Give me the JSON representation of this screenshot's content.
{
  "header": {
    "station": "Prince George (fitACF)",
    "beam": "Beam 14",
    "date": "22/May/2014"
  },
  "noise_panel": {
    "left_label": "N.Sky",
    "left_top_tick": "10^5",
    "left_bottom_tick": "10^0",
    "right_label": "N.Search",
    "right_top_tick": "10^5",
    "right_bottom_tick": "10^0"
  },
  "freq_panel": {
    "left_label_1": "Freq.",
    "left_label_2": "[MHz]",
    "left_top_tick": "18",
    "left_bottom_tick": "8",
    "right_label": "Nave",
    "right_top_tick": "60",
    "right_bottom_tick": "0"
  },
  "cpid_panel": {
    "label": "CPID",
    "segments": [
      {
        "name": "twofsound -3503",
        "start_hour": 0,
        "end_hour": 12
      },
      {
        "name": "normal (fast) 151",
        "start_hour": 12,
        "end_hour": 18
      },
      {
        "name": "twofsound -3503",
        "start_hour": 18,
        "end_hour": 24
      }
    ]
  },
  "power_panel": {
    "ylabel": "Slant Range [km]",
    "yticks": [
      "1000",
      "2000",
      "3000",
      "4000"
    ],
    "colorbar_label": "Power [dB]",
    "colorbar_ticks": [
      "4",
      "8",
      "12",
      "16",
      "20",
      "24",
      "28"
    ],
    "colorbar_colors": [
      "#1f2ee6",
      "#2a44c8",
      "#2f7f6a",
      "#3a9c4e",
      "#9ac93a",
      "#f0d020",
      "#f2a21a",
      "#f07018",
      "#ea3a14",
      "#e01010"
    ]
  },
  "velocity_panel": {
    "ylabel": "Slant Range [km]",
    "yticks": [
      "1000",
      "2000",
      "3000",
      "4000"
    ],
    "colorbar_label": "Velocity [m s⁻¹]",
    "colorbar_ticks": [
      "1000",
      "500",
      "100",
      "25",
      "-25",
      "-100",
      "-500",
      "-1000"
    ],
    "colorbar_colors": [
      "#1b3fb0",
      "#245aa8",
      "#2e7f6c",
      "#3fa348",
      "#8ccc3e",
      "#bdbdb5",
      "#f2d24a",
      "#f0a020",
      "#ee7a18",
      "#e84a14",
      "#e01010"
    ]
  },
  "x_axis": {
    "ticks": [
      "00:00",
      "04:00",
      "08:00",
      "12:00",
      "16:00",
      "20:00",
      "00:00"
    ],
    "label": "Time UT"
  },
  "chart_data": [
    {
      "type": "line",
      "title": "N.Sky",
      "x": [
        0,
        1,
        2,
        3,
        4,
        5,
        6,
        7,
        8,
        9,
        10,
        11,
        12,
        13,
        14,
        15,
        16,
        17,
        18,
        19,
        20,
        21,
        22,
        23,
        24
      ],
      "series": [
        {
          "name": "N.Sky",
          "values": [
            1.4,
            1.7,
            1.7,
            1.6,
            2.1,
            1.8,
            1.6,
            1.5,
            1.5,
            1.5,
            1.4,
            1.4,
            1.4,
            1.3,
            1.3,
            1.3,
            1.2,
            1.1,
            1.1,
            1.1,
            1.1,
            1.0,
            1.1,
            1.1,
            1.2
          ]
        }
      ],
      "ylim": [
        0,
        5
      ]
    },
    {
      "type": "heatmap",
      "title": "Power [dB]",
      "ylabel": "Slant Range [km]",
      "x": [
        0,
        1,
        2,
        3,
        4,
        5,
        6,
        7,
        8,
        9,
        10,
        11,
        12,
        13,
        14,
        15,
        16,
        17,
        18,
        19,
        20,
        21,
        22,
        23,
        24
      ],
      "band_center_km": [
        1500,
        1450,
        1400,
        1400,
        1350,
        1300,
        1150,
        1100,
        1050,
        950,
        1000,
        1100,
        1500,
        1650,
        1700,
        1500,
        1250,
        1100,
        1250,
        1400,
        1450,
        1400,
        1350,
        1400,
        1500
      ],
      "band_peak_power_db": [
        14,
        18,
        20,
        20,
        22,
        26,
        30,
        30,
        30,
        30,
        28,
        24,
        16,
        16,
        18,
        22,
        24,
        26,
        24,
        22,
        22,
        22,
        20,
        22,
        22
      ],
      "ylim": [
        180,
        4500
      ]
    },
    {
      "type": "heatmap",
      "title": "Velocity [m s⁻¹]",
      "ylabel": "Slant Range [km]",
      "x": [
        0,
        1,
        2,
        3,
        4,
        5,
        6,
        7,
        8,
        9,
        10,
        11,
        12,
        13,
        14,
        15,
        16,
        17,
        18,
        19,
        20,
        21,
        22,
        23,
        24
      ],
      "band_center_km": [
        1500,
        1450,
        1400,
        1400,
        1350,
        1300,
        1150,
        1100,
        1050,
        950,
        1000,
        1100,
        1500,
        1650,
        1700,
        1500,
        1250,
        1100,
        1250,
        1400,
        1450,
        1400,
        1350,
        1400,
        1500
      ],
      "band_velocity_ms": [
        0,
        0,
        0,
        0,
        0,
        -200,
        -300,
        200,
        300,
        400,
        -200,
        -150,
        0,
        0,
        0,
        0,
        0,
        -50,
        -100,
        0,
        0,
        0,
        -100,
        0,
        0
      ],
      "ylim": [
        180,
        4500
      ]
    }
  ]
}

------

**GOAL OF THE EXERCISE**
Return each entry from the material above exactly as it appears.

**EXPECTED ANSWER**
Give me the JSON representation of this screenshot's content.
{
  "header": {
    "station": "Prince George (fitACF)",
    "beam": "Beam 14",
    "date": "22/May/2014"
  },
  "noise_panel": {
    "left_label": "N.Sky",
    "left_top_tick": "10^5",
    "left_bottom_tick": "10^0",
    "right_label": "N.Search",
    "right_top_tick": "10^5",
    "right_bottom_tick": "10^0"
  },
  "freq_panel": {
    "left_label_1": "Freq.",
    "left_label_2": "[MHz]",
    "left_top_tick": "18",
    "left_bottom_tick": "8",
    "right_label": "Nave",
    "right_top_tick": "60",
    "right_bottom_tick": "0"
  },
  "cpid_panel": {
    "label": "CPID",
    "segments": [
      {
        "name": "twofsound -3503",
        "start_hour": 0,
        "end_hour": 12
      },
      {
        "name": "normal (fast) 151",
        "start_hour": 12,
        "end_hour": 18
      },
      {
        "name": "twofsound -3503",
        "start_hour": 18,
        "end_hour": 24
      }
    ]
  },
  "power_panel": {
    "ylabel": "Slant Range [km]",
    "yticks": [
      "1000",
      "2000",
      "3000",
      "4000"
    ],
    "colorbar_label": "Power [dB]",
    "colorbar_ticks": [
      "4",
      "8",
      "12",
      "16",
      "20",
      "24",
      "28"
    ],
    "colorbar_colors": [
      "#1f2ee6",
      "#2a44c8",
      "#2f7f6a",
      "#3a9c4e",
      "#9ac93a",
      "#f0d020",
      "#f2a21a",
      "#f07018",
      "#ea3a14",
      "#e01010"
    ]
  },
  "velocity_panel": {
    "ylabel": "Slant Range [km]",
    "yticks": [
      "1000",
      "2000",
      "3000",
      "4000"
    ],
    "colorbar_label": "Velocity [m s⁻¹]",
    "colorbar_ticks": [
      "1000",
      "500",
      "100",
      "25",
      "-25",
      "-100",
      "-500",
      "-1000"
    ],
    "colorbar_colors": [
      "#1b3fb0",
      "#245aa8",
      "#2e7f6c",
      "#3fa348",
      "#8ccc3e",
      "#bdbdb5",
      "#f2d24a",
      "#f0a020",
      "#ee7a18",
      "#e84a14",
      "#e01010"
    ]
  },
  "x_axis": {
    "ticks": [
      "00:00",
      "04:00",
      "08:00",
      "12:00",
      "16:00",
      "20:00",
      "00:00"
    ],
    "label": "Time UT"
  },
  "chart_data": [
    {
      "type": "line",
      "title": "N.Sky",
      "x": [
        0,
        1,
        2,
        3,
        4,
        5,
        6,
        7,
        8,
        9,
        10,
        11,
        12,
        13,
        14,
        15,
        16,
        17,
        18,
        19,
        20,
        21,
        22,
        23,
        24
      ],
      "series": [
        {
          "name": "N.Sky",
          "values": [
            1.4,
            1.7,
            1.7,
            1.6,
            2.1,
            1.8,
            1.6,
            1.5,
            1.5,
            1.5,
            1.4,
            1.4,
            1.4,
            1.3,
            1.3,
            1.3,
            1.2,
            1.1,
            1.1,
            1.1,
            1.1,
            1.0,
            1.1,
            1.1,
            1.2
          ]
        }
      ],
      "ylim": [
        0,
        5
      ]
    },
    {
      "type": "heatmap",
      "title": "Power [dB]",
      "ylabel": "Slant Range [km]",
      "x": [
        0,
        1,
        2,
        3,
        4,
        5,
        6,
        7,
        8,
        9,
        10,
        11,
        12,
        13,
        14,
        15,
        16,
        17,
        18,
        19,
        20,
        21,
        22,
        23,
        24
      ],
      "band_center_km": [
        1500,
        1450,
        1400,
        1400,
        1350,
        1300,
        1150,
        1100,
        1050,
        950,
        1000,
        1100,
        1500,
        1650,
        1700,
        1500,
        1250,
        1100,
        1250,
        1400,
        1450,
        1400,
        1350,
        1400,
        1500
      ],
      "band_peak_power_db": [
        14,
        18,
        20,
        20,
        22,
        26,
        30,
        30,
        30,
        30,
        28,
        24,
        16,
        16,
        18,
        22,
        24,
        26,
        24,
        22,
        22,
        22,
        20,
        22,
        22
      ],
      "ylim": [
        180,
        4500
      ]
    },
    {
      "type": "heatmap",
      "title": "Velocity [m s⁻¹]",
      "ylabel": "Slant Range [km]",
      "x": [
        0,
        1,
        2,
        3,
        4,
        5,
        6,
        7,
        8,
        9,
        10,
        11,
        12,
        13,
        14,
        15,
        16,
        17,
        18,
        19,
        20,
        21,
        22,
        23,
        24
      ],
      "band_center_km": [
        1500,
        1450,
        1400,
        1400,
        1350,
        1300,
        1150,
        1100,
        1050,
        950,
        1000,
        1100,
        1500,
        1650,
        1700,
        1500,
        1250,
        1100,
        1250,
        1400,
        1450,
        1400,
        1350,
        1400,
        1500
      ],
      "band_velocity_ms": [
        0,
        0,
        0,
        0,
        0,
        -200,
        -300,
        200,
        300,
        400,
        -200,
        -150,
        0,
        0,
        0,
        0,
        0,
        -50,
        -100,
        0,
        0,
        0,
        -100,
        0,
        0
      ],
      "ylim": [
        180,
        4500
      ]
    }
  ]
}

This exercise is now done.